▶ _TASK BRIEF_
Give the number of lines in the records below that include "следует", and nothing more.

▶ _EXTRACTED RECORDS_
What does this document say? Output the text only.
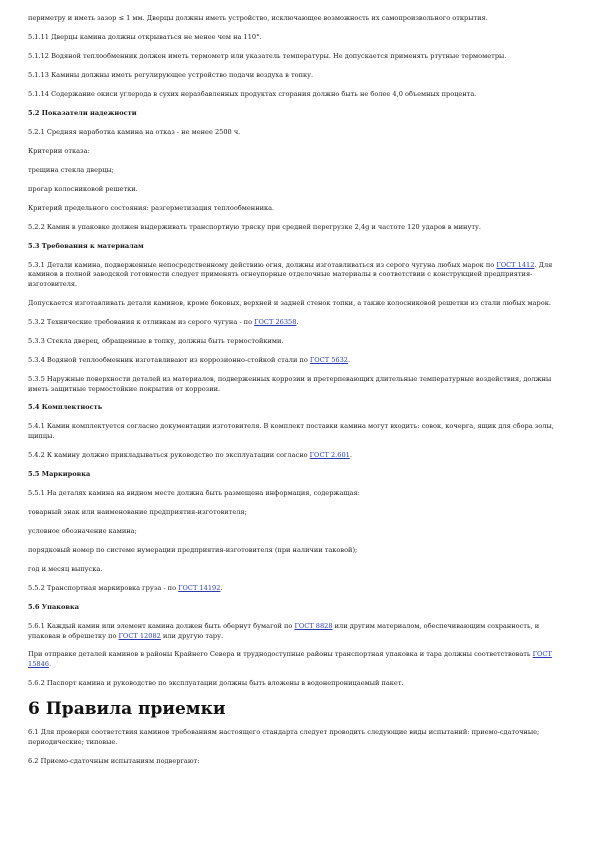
периметру и иметь зазор ≤ 1 мм. Дверцы должны иметь устройство, исключающее возможность их самопроизвольного открытия.

5.1.11 Дверцы камина должны открываться не менее чем на 110°.

5.1.12 Водяной теплообменник должен иметь термометр или указатель температуры. Не допускается применять ртутные термометры.

5.1.13 Камины должны иметь регулирующее устройство подачи воздуха в топку.

5.1.14 Содержание окиси углерода в сухих неразбавленных продуктах сгорания должно быть не более 4,0 объемных процента.

5.2 Показатели надежности

5.2.1 Средняя наработка камина на отказ - не менее 2500 ч.

Критерии отказа:

трещина стекла дверцы;

прогар колосниковой решетки.

Критерий предельного состояния: разгерметизация теплообменника.

5.2.2 Камин в упаковке должен выдерживать транспортную тряску при средней перегрузке 2,4g и частоте 120 ударов в минуту.

5.3 Требования к материалам

5.3.1 Детали камина, подверженные непосредственному действию огня, должны изготавливаться из серого чугуна любых марок по ГОСТ 1412. Для каминов в полной заводской готовности следует применять огнеупорные отделочные материалы в соответствии с конструкцией предприятия-изготовителя.

Допускается изготавливать детали каминов, кроме боковых, верхней и задней стенок топки, а также колосниковой решетки из стали любых марок.

5.3.2 Технические требования к отливкам из серого чугуна - по ГОСТ 26358.

5.3.3 Стекла дверец, обращенные в топку, должны быть термостойкими.

5.3.4 Водяной теплообменник изготавливают из коррозионно-стойкой стали по ГОСТ 5632.

5.3.5 Наружные поверхности деталей из материалов, подверженных коррозии и претерпевающих длительные температурные воздействия, должны иметь защитные термостойкие покрытия от коррозии.

5.4 Комплектность

5.4.1 Камин комплектуется согласно документации изготовителя. В комплект поставки камина могут входить: совок, кочерга, ящик для сбора золы, щипцы.

5.4.2 К камину должно прикладываться руководство по эксплуатации согласно ГОСТ 2.601.

5.5 Маркировка

5.5.1 На деталях камина на видном месте должна быть размещена информация, содержащая:

товарный знак или наименование предприятия-изготовителя;

условное обозначение камина;

порядковый номер по системе нумерации предприятия-изготовителя (при наличии таковой);

год и месяц выпуска.

5.5.2 Транспортная маркировка груза - по ГОСТ 14192.

5.6 Упаковка

5.6.1 Каждый камин или элемент камина должен быть обернут бумагой по ГОСТ 8828 или другим материалом, обеспечивающим сохранность, и упакован в обрешетку по ГОСТ 12082 или другую тару.

При отправке деталей каминов в районы Крайнего Севера и труднодоступные районы транспортная упаковка и тара должны соответствовать ГОСТ 15846.

5.6.2 Паспорт камина и руководство по эксплуатации должны быть вложены в водонепроницаемый пакет.

6 Правила приемки

6.1 Для проверки соответствия каминов требованиям настоящего стандарта следует проводить следующие виды испытаний: приемо-сдаточные; периодические; типовые.

6.2 Приемо-сдаточным испытаниям подвергают:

▶ _ANSWER FOR THIS EXERCISE_
2